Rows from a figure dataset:
•••

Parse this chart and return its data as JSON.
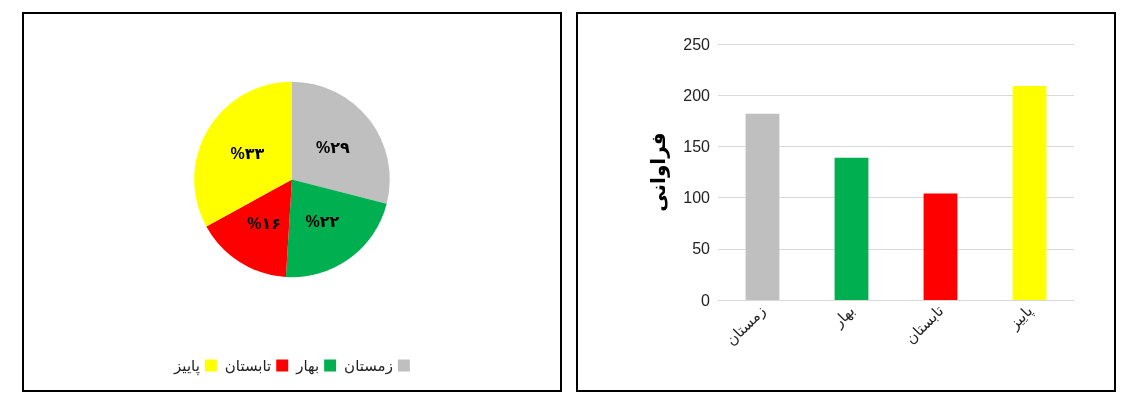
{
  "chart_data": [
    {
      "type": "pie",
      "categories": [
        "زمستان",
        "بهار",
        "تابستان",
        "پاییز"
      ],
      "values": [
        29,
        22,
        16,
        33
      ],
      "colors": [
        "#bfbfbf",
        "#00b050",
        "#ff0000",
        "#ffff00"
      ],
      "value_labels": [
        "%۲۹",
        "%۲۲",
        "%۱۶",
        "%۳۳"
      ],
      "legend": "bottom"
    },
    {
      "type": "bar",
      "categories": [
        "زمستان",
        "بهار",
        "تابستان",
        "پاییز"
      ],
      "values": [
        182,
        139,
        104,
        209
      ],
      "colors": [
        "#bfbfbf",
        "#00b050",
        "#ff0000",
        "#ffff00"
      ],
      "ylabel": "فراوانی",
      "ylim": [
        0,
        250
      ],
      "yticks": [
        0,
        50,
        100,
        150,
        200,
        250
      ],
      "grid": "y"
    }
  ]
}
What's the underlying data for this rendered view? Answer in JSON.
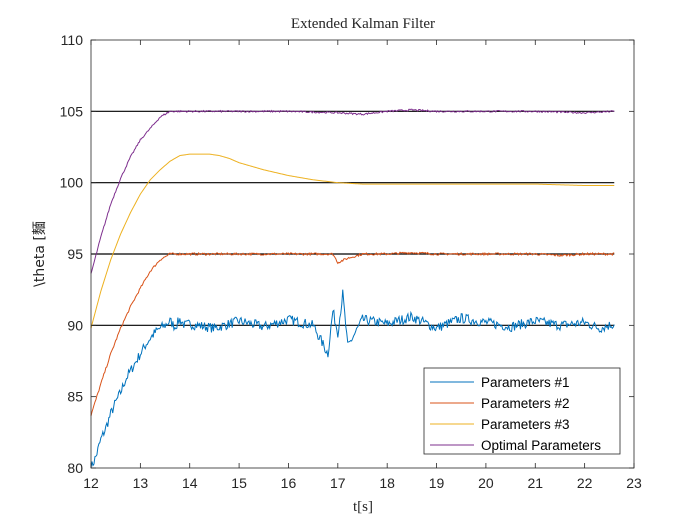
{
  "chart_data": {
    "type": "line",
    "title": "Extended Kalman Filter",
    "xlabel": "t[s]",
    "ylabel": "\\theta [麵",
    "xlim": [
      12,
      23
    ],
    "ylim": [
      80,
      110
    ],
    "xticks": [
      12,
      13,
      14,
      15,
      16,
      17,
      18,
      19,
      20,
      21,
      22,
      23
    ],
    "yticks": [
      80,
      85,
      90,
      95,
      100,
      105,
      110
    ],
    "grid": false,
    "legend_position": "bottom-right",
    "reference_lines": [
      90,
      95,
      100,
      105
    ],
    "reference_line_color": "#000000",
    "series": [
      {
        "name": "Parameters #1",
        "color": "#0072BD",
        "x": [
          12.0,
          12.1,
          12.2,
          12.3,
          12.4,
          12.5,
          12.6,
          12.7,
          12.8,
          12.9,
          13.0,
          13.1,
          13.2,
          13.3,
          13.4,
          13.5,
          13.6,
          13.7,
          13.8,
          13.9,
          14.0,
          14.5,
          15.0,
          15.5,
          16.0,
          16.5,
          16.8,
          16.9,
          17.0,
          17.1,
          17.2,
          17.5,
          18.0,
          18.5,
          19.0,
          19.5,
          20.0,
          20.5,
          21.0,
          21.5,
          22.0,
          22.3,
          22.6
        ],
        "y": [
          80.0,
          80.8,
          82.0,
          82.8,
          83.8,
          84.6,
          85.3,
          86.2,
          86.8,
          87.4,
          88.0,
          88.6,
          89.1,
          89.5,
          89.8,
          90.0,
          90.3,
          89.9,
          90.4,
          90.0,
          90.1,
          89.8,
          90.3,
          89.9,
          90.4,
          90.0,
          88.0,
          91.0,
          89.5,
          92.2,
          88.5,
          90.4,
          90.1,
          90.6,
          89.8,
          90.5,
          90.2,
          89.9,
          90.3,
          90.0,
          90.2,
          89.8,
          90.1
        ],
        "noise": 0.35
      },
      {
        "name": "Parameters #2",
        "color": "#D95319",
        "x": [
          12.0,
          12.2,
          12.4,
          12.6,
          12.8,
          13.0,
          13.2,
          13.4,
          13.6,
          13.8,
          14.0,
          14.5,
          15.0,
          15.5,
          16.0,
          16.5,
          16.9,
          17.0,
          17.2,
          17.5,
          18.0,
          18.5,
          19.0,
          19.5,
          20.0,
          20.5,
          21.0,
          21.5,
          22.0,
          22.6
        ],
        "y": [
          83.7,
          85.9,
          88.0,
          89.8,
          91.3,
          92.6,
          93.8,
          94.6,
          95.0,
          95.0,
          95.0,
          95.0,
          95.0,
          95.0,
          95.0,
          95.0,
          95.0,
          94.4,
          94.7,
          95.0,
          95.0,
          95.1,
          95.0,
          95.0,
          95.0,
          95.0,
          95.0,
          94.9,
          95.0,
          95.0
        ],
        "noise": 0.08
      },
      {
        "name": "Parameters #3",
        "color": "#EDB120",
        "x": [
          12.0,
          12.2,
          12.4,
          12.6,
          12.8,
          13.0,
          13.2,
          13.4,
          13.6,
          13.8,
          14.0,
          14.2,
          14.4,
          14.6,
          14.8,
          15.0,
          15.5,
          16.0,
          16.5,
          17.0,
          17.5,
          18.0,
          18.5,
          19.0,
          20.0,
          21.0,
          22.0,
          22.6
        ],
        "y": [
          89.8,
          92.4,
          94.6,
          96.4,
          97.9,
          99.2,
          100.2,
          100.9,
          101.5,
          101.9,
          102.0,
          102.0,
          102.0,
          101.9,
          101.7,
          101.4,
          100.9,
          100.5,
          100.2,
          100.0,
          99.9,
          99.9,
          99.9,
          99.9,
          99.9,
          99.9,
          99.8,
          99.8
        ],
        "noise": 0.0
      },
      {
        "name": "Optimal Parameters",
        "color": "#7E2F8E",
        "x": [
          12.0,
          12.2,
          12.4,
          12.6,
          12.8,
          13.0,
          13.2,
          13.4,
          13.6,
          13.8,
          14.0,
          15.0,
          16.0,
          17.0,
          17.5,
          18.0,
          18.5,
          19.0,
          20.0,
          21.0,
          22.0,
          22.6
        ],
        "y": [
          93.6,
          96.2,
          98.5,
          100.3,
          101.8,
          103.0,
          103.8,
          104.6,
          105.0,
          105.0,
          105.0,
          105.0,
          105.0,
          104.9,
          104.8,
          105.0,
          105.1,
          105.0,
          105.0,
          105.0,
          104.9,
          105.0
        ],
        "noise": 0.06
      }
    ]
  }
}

•••

> **EXERCISE REQUIREMENTS**
Give only the number of lines above that hold the string "name".

> **EXPECTED ANSWER**
4